─── Materials provided

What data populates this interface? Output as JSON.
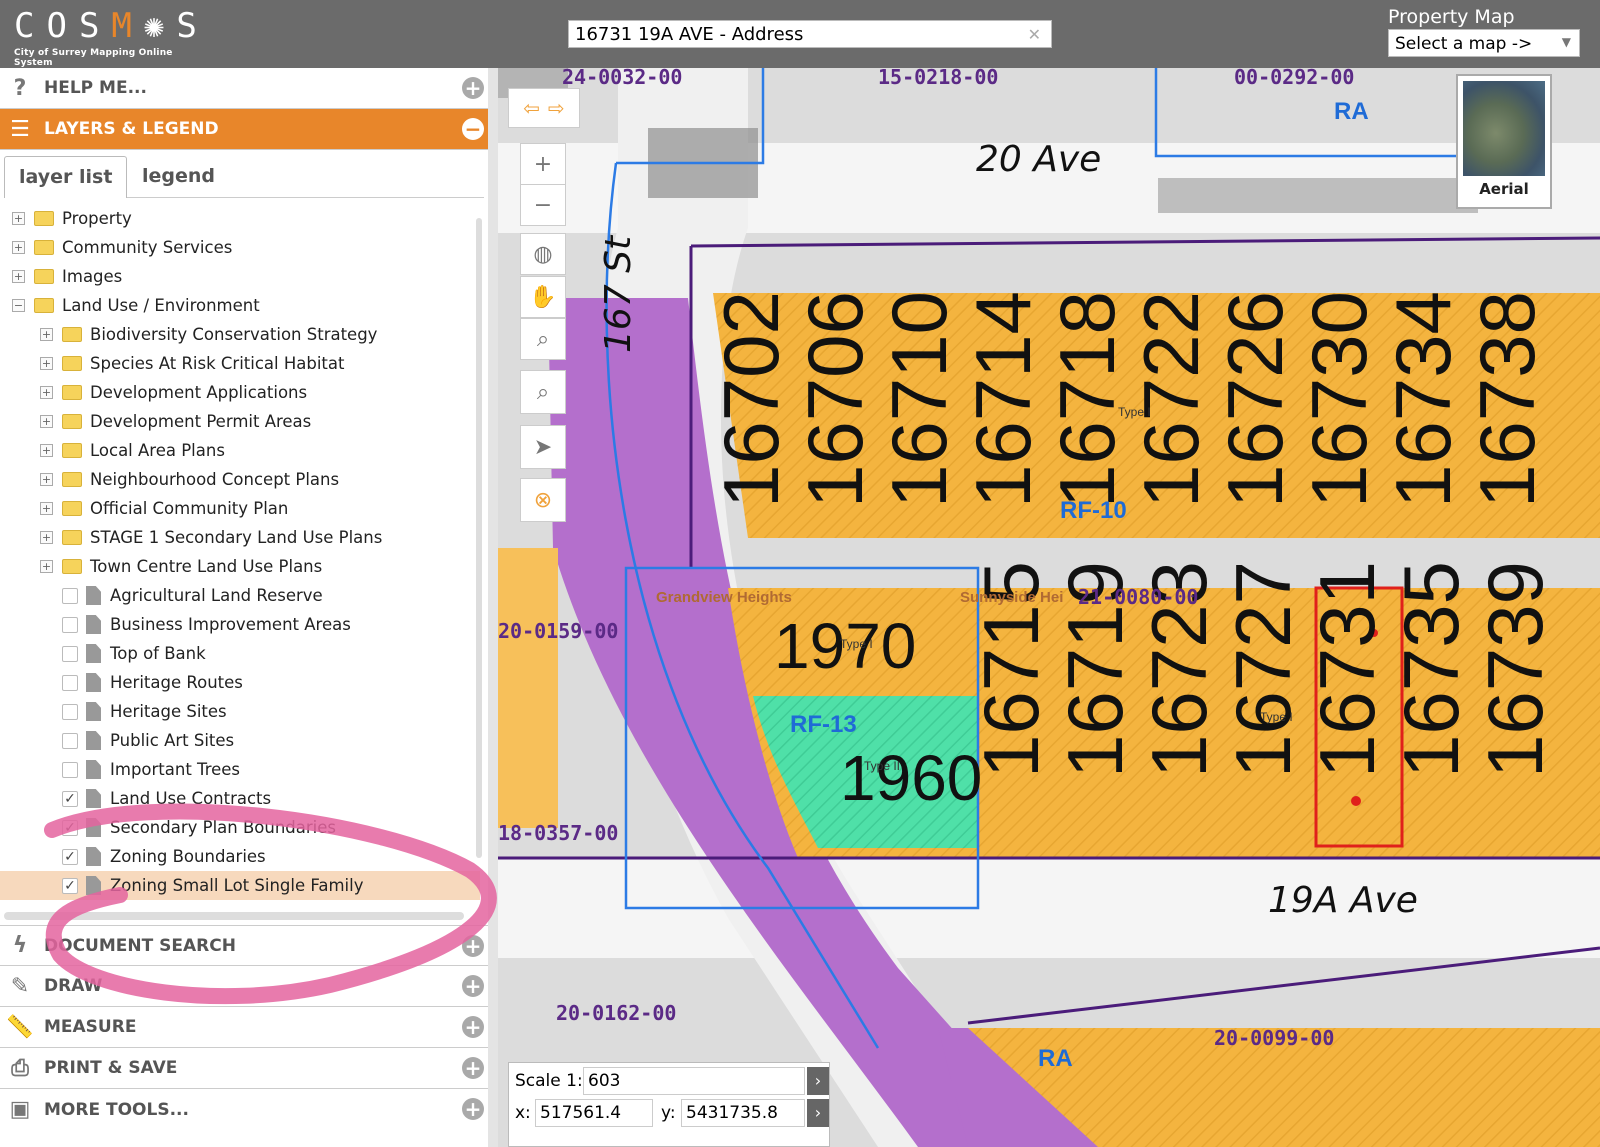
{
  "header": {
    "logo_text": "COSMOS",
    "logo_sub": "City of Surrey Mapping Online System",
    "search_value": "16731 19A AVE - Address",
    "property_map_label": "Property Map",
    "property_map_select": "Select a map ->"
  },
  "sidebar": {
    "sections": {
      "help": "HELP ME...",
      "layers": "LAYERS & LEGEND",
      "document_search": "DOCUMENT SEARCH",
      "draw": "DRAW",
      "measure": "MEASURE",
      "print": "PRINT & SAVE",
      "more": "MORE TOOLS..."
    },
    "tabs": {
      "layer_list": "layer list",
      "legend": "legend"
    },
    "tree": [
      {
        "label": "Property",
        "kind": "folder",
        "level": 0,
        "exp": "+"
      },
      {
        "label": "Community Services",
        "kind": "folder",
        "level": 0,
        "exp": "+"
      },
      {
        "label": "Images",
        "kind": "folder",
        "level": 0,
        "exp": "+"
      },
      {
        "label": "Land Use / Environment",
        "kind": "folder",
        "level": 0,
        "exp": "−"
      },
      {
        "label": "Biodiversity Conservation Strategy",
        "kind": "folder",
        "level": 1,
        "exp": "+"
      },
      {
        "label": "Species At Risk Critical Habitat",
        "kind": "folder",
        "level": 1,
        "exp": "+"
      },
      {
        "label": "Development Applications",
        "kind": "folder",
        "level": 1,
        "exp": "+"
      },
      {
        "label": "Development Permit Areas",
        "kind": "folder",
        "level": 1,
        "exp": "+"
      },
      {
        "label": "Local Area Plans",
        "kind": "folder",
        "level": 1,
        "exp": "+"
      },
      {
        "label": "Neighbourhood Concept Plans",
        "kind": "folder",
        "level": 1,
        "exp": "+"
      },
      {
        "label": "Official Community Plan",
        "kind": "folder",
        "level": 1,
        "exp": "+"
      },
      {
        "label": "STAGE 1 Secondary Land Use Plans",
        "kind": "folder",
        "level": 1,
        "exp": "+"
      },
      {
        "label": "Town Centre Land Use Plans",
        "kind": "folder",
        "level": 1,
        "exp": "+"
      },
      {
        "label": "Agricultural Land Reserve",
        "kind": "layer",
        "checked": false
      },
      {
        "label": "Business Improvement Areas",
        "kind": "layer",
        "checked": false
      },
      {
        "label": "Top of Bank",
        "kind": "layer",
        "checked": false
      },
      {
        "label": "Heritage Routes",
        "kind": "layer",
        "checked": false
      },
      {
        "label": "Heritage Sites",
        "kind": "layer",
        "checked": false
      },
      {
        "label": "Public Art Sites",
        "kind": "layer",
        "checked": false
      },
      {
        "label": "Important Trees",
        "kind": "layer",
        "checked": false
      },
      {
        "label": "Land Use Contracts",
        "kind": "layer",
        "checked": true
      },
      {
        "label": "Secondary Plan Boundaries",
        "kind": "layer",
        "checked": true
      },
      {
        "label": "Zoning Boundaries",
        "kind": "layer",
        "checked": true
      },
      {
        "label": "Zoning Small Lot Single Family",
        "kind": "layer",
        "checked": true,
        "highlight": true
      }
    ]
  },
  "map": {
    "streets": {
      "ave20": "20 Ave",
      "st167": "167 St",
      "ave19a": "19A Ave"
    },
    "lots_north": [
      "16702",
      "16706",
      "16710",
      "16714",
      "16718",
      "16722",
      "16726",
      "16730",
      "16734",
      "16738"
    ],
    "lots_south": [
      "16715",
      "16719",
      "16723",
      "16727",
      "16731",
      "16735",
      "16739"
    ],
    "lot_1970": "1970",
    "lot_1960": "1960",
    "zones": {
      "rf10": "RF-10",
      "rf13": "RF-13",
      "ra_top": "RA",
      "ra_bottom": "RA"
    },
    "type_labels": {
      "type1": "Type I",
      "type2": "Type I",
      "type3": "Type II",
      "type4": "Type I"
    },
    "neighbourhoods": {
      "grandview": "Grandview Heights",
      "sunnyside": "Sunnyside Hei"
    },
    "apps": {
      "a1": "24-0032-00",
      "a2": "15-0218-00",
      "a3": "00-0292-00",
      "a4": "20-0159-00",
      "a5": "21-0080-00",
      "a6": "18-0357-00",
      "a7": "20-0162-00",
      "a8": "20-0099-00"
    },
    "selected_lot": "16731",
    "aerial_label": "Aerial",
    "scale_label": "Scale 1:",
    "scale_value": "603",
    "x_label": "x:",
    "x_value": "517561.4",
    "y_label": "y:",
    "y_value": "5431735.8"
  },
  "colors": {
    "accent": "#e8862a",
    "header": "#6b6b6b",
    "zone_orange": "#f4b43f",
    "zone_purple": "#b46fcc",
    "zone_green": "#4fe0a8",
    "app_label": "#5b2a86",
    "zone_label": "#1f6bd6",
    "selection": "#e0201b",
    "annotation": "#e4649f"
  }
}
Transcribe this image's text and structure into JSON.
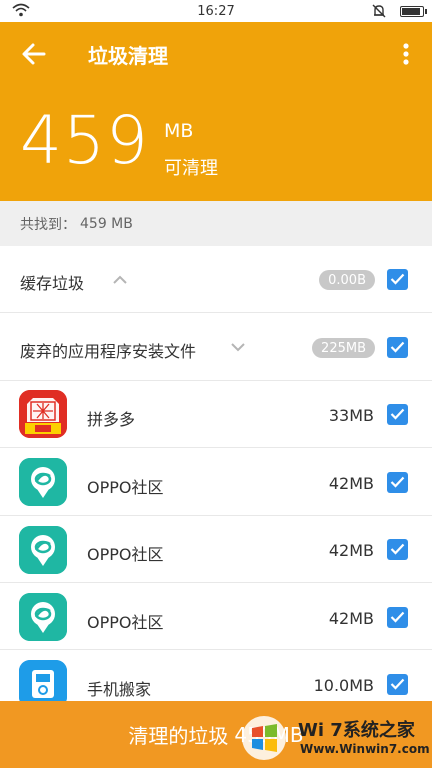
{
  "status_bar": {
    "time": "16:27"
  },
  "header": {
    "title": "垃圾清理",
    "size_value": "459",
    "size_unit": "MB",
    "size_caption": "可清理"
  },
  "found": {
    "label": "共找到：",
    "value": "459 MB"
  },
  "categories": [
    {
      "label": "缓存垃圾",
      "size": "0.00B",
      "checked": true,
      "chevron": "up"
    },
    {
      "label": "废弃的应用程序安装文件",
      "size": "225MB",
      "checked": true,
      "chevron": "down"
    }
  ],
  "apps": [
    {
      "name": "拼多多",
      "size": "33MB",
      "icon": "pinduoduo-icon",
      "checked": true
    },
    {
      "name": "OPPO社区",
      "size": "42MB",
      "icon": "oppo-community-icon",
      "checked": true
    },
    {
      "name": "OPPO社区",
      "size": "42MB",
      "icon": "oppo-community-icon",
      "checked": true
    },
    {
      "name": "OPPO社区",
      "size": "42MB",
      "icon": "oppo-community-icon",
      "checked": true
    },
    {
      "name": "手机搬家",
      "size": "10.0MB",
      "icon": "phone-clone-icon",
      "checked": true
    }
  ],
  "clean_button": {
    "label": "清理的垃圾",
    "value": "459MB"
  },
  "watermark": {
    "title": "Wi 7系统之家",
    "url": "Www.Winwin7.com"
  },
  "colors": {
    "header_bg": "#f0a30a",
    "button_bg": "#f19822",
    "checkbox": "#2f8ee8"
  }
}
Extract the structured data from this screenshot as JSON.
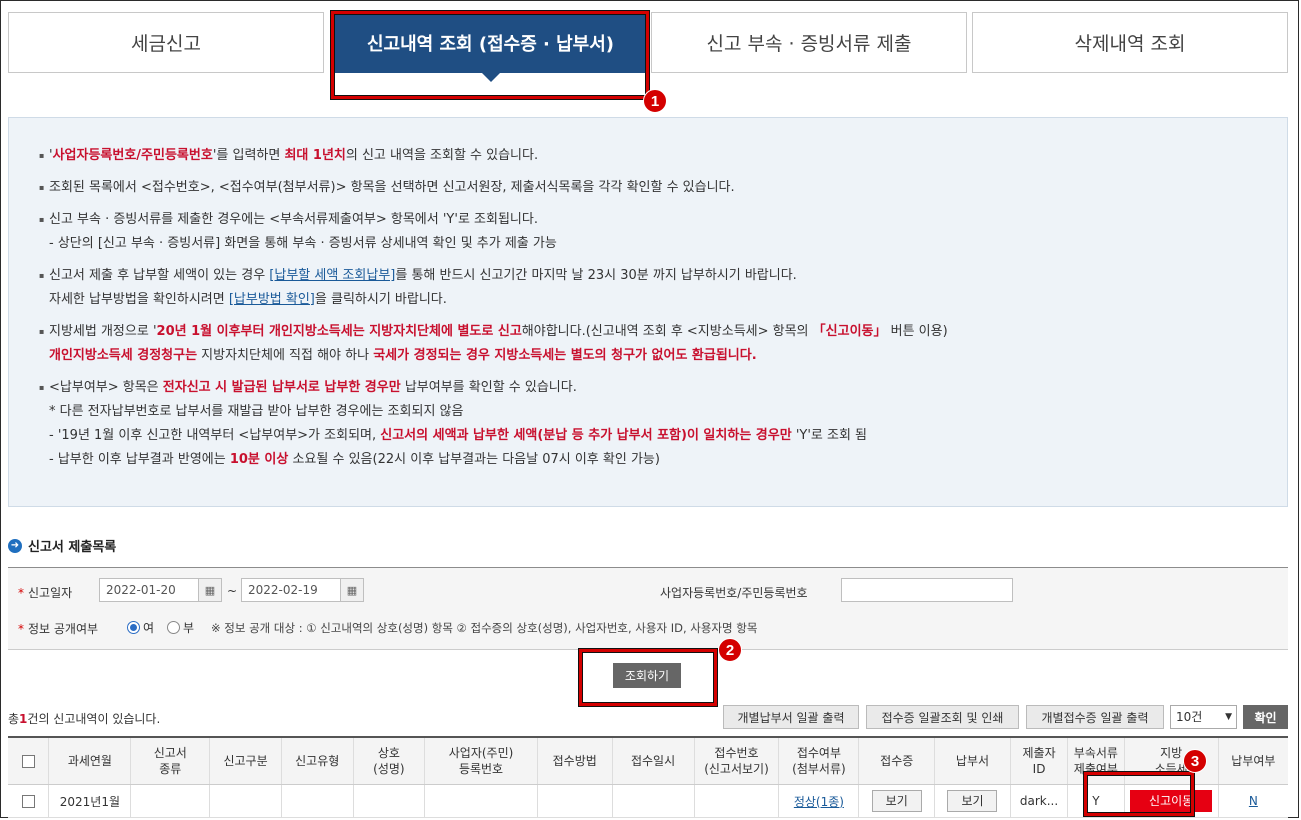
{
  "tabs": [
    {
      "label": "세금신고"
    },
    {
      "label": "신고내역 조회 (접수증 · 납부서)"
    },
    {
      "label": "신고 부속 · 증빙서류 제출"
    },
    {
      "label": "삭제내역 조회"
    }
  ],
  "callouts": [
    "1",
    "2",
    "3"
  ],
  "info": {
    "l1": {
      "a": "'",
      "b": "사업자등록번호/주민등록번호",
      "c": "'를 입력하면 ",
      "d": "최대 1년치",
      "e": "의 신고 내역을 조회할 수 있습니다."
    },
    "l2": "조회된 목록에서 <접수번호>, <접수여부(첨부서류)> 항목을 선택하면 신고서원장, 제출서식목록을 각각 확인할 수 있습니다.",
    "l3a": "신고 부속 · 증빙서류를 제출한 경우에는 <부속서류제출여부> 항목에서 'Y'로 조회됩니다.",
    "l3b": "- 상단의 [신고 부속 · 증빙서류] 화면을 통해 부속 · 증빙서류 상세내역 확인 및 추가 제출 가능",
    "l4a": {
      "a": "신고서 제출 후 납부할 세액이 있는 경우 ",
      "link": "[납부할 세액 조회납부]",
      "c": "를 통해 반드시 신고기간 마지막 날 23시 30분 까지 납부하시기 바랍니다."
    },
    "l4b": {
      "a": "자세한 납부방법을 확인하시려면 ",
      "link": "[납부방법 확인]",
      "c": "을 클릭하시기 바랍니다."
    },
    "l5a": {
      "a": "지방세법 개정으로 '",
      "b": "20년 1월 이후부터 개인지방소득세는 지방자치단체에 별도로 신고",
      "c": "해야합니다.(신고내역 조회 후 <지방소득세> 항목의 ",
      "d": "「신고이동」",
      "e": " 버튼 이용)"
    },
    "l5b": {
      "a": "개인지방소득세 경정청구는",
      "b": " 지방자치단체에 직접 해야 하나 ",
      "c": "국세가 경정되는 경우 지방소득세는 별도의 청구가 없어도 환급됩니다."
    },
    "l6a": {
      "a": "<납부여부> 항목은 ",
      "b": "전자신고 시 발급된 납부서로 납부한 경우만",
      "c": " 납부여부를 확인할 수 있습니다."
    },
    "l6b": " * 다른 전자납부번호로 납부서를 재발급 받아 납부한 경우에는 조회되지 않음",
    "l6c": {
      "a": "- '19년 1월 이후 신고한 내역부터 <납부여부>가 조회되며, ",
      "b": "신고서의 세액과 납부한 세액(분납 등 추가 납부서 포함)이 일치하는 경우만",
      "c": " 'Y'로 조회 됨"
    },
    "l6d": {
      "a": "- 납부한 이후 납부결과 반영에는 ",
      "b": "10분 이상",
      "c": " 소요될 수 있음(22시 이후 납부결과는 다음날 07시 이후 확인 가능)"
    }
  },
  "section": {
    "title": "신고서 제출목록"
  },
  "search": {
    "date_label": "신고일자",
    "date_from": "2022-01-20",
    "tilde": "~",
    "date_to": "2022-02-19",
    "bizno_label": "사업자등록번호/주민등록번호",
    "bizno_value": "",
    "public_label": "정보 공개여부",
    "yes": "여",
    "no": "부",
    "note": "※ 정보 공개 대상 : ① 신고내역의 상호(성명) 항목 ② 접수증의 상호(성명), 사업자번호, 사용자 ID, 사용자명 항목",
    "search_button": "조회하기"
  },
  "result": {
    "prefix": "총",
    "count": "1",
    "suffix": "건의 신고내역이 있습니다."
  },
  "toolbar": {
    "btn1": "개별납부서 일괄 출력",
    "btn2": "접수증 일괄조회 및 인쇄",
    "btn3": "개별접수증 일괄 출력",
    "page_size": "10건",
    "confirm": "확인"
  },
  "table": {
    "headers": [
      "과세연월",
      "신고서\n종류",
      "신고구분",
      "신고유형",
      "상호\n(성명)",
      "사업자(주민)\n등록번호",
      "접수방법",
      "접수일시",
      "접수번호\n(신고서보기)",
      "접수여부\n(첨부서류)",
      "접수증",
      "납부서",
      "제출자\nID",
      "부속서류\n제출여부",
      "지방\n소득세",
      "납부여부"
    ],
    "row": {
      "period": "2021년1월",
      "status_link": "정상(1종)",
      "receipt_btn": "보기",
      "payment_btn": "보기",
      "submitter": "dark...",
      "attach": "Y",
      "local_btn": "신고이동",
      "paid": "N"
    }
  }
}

──────

**Exercise instructions:** Tally the lines of the records holding the word "지방자치단체에", then give only the resulting number.

**Written response:** 2